- **Written problem**: Transcribe every line of the listing below without any deviation.

Excerpts from a figure dataset
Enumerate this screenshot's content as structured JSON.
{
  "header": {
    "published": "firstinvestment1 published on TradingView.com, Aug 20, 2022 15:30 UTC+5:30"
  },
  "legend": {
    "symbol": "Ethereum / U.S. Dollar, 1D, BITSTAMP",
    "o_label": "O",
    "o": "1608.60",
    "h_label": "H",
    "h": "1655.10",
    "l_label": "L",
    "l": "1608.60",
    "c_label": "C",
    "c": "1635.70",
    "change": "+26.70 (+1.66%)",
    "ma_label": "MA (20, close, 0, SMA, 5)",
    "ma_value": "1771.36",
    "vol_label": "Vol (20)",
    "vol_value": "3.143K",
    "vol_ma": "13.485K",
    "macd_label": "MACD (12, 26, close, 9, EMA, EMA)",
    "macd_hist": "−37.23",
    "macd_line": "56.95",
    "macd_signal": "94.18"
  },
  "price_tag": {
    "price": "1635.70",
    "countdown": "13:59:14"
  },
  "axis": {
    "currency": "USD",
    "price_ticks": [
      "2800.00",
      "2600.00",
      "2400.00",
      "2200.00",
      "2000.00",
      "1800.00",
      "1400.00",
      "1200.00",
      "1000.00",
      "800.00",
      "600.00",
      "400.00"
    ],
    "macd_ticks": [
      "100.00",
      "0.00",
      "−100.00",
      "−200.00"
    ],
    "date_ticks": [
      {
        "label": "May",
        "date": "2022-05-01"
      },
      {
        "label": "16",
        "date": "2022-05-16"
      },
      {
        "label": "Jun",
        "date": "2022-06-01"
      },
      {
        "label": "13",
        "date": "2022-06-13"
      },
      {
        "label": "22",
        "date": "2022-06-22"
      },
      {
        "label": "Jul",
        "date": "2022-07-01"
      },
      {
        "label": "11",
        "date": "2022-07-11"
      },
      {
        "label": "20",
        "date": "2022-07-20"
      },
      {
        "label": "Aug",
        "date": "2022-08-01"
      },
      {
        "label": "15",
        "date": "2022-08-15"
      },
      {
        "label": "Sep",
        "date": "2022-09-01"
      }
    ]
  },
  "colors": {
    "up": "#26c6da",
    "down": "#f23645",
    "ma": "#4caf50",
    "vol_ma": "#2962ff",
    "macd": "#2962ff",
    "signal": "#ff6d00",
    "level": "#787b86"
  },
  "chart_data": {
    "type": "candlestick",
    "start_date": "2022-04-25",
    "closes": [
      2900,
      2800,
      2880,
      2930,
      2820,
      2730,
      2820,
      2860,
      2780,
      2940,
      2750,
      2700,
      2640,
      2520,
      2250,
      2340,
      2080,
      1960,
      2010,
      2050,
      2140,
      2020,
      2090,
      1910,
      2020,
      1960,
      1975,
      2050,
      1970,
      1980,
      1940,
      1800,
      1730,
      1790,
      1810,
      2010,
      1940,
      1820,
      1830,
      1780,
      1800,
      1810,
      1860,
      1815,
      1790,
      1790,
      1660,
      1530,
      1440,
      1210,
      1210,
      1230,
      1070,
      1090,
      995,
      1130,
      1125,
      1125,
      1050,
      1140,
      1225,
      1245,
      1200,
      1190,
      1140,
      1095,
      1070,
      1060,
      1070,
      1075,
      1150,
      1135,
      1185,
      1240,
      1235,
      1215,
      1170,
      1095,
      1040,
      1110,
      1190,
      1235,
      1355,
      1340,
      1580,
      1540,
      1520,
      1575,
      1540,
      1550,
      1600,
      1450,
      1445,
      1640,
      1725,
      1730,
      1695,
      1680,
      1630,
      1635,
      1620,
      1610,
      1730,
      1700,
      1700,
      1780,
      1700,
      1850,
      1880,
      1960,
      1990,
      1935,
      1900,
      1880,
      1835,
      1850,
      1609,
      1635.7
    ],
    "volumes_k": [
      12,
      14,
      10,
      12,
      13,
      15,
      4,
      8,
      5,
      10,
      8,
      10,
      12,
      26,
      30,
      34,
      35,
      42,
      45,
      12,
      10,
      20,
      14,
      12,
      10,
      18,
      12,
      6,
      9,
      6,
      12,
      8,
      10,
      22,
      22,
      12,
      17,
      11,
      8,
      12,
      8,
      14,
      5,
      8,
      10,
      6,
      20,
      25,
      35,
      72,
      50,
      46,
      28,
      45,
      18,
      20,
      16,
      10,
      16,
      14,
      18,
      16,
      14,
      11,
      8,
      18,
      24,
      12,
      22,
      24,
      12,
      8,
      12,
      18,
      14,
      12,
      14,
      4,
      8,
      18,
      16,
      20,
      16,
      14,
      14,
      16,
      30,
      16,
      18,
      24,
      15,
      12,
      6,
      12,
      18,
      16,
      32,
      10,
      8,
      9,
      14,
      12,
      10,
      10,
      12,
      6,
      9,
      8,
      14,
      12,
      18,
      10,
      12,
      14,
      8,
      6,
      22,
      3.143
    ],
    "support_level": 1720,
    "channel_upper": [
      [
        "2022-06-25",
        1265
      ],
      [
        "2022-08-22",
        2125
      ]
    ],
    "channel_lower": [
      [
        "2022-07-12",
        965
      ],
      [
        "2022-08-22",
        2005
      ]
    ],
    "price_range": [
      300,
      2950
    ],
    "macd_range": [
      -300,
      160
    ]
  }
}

- **Result of this task**:
Enumerate this screenshot's content as structured JSON.
{
  "header": {
    "published": "firstinvestment1 published on TradingView.com, Aug 20, 2022 15:30 UTC+5:30"
  },
  "legend": {
    "symbol": "Ethereum / U.S. Dollar, 1D, BITSTAMP",
    "o_label": "O",
    "o": "1608.60",
    "h_label": "H",
    "h": "1655.10",
    "l_label": "L",
    "l": "1608.60",
    "c_label": "C",
    "c": "1635.70",
    "change": "+26.70 (+1.66%)",
    "ma_label": "MA (20, close, 0, SMA, 5)",
    "ma_value": "1771.36",
    "vol_label": "Vol (20)",
    "vol_value": "3.143K",
    "vol_ma": "13.485K",
    "macd_label": "MACD (12, 26, close, 9, EMA, EMA)",
    "macd_hist": "−37.23",
    "macd_line": "56.95",
    "macd_signal": "94.18"
  },
  "price_tag": {
    "price": "1635.70",
    "countdown": "13:59:14"
  },
  "axis": {
    "currency": "USD",
    "price_ticks": [
      "2800.00",
      "2600.00",
      "2400.00",
      "2200.00",
      "2000.00",
      "1800.00",
      "1400.00",
      "1200.00",
      "1000.00",
      "800.00",
      "600.00",
      "400.00"
    ],
    "macd_ticks": [
      "100.00",
      "0.00",
      "−100.00",
      "−200.00"
    ],
    "date_ticks": [
      {
        "label": "May",
        "date": "2022-05-01"
      },
      {
        "label": "16",
        "date": "2022-05-16"
      },
      {
        "label": "Jun",
        "date": "2022-06-01"
      },
      {
        "label": "13",
        "date": "2022-06-13"
      },
      {
        "label": "22",
        "date": "2022-06-22"
      },
      {
        "label": "Jul",
        "date": "2022-07-01"
      },
      {
        "label": "11",
        "date": "2022-07-11"
      },
      {
        "label": "20",
        "date": "2022-07-20"
      },
      {
        "label": "Aug",
        "date": "2022-08-01"
      },
      {
        "label": "15",
        "date": "2022-08-15"
      },
      {
        "label": "Sep",
        "date": "2022-09-01"
      }
    ]
  },
  "colors": {
    "up": "#26c6da",
    "down": "#f23645",
    "ma": "#4caf50",
    "vol_ma": "#2962ff",
    "macd": "#2962ff",
    "signal": "#ff6d00",
    "level": "#787b86"
  },
  "chart_data": {
    "type": "candlestick",
    "start_date": "2022-04-25",
    "closes": [
      2900,
      2800,
      2880,
      2930,
      2820,
      2730,
      2820,
      2860,
      2780,
      2940,
      2750,
      2700,
      2640,
      2520,
      2250,
      2340,
      2080,
      1960,
      2010,
      2050,
      2140,
      2020,
      2090,
      1910,
      2020,
      1960,
      1975,
      2050,
      1970,
      1980,
      1940,
      1800,
      1730,
      1790,
      1810,
      2010,
      1940,
      1820,
      1830,
      1780,
      1800,
      1810,
      1860,
      1815,
      1790,
      1790,
      1660,
      1530,
      1440,
      1210,
      1210,
      1230,
      1070,
      1090,
      995,
      1130,
      1125,
      1125,
      1050,
      1140,
      1225,
      1245,
      1200,
      1190,
      1140,
      1095,
      1070,
      1060,
      1070,
      1075,
      1150,
      1135,
      1185,
      1240,
      1235,
      1215,
      1170,
      1095,
      1040,
      1110,
      1190,
      1235,
      1355,
      1340,
      1580,
      1540,
      1520,
      1575,
      1540,
      1550,
      1600,
      1450,
      1445,
      1640,
      1725,
      1730,
      1695,
      1680,
      1630,
      1635,
      1620,
      1610,
      1730,
      1700,
      1700,
      1780,
      1700,
      1850,
      1880,
      1960,
      1990,
      1935,
      1900,
      1880,
      1835,
      1850,
      1609,
      1635.7
    ],
    "volumes_k": [
      12,
      14,
      10,
      12,
      13,
      15,
      4,
      8,
      5,
      10,
      8,
      10,
      12,
      26,
      30,
      34,
      35,
      42,
      45,
      12,
      10,
      20,
      14,
      12,
      10,
      18,
      12,
      6,
      9,
      6,
      12,
      8,
      10,
      22,
      22,
      12,
      17,
      11,
      8,
      12,
      8,
      14,
      5,
      8,
      10,
      6,
      20,
      25,
      35,
      72,
      50,
      46,
      28,
      45,
      18,
      20,
      16,
      10,
      16,
      14,
      18,
      16,
      14,
      11,
      8,
      18,
      24,
      12,
      22,
      24,
      12,
      8,
      12,
      18,
      14,
      12,
      14,
      4,
      8,
      18,
      16,
      20,
      16,
      14,
      14,
      16,
      30,
      16,
      18,
      24,
      15,
      12,
      6,
      12,
      18,
      16,
      32,
      10,
      8,
      9,
      14,
      12,
      10,
      10,
      12,
      6,
      9,
      8,
      14,
      12,
      18,
      10,
      12,
      14,
      8,
      6,
      22,
      3.143
    ],
    "support_level": 1720,
    "channel_upper": [
      [
        "2022-06-25",
        1265
      ],
      [
        "2022-08-22",
        2125
      ]
    ],
    "channel_lower": [
      [
        "2022-07-12",
        965
      ],
      [
        "2022-08-22",
        2005
      ]
    ],
    "price_range": [
      300,
      2950
    ],
    "macd_range": [
      -300,
      160
    ]
  }
}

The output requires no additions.